Task description:
Reproduce the lines of the material exactly, excluding every image.

Recorded data:
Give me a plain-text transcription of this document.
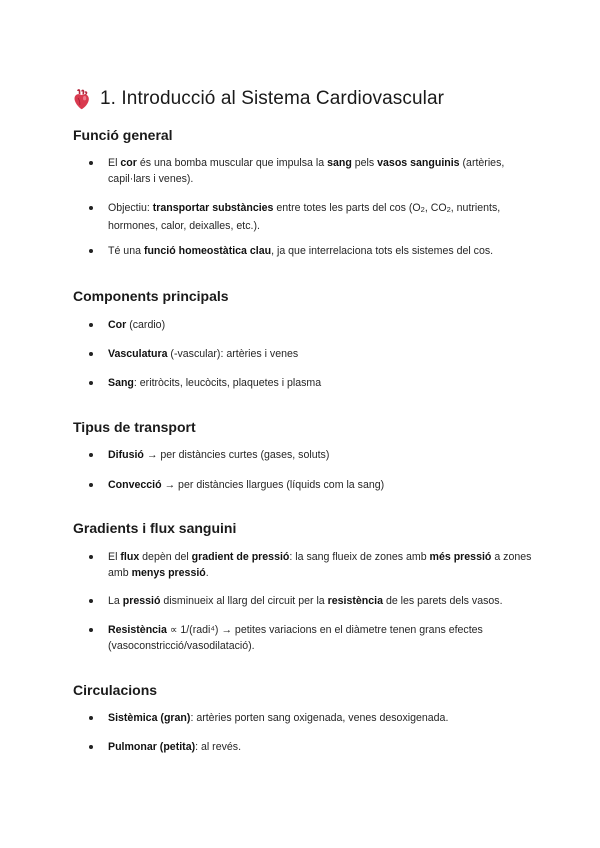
1. Introducció al Sistema Cardiovascular
Funció general
El cor és una bomba muscular que impulsa la sang pels vasos sanguinis (artèries, capil·lars i venes).
Objectiu: transportar substàncies entre totes les parts del cos (O2, CO2, nutrients, hormones, calor, deixalles, etc.).
Té una funció homeostàtica clau, ja que interrelaciona tots els sistemes del cos.
Components principals
Cor (cardio)
Vasculatura (-vascular): artèries i venes
Sang: eritròcits, leucòcits, plaquetes i plasma
Tipus de transport
Difusió → per distàncies curtes (gases, soluts)
Convecció → per distàncies llargues (líquids com la sang)
Gradients i flux sanguini
El flux depèn del gradient de pressió: la sang flueix de zones amb més pressió a zones amb menys pressió.
La pressió disminueix al llarg del circuit per la resistència de les parets dels vasos.
Resistència ∝ 1/(radi⁴) → petites variacions en el diàmetre tenen grans efectes (vasoconstricció/vasodilatació).
Circulacions
Sistèmica (gran): artèries porten sang oxigenada, venes desoxigenada.
Pulmonar (petita): al revés.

Task answer:
Give me a plain-text transcription of this document.
1. Introducció al Sistema Cardiovascular
Funció general
El cor és una bomba muscular que impulsa la sang pels vasos sanguinis (artèries, capil·lars i venes).
Objectiu: transportar substàncies entre totes les parts del cos (O2, CO2, nutrients, hormones, calor, deixalles, etc.).
Té una funció homeostàtica clau, ja que interrelaciona tots els sistemes del cos.
Components principals
Cor (cardio)
Vasculatura (-vascular): artèries i venes
Sang: eritròcits, leucòcits, plaquetes i plasma
Tipus de transport
Difusió → per distàncies curtes (gases, soluts)
Convecció → per distàncies llargues (líquids com la sang)
Gradients i flux sanguini
El flux depèn del gradient de pressió: la sang flueix de zones amb més pressió a zones amb menys pressió.
La pressió disminueix al llarg del circuit per la resistència de les parets dels vasos.
Resistència ∝ 1/(radi⁴) → petites variacions en el diàmetre tenen grans efectes (vasoconstricció/vasodilatació).
Circulacions
Sistèmica (gran): artèries porten sang oxigenada, venes desoxigenada.
Pulmonar (petita): al revés.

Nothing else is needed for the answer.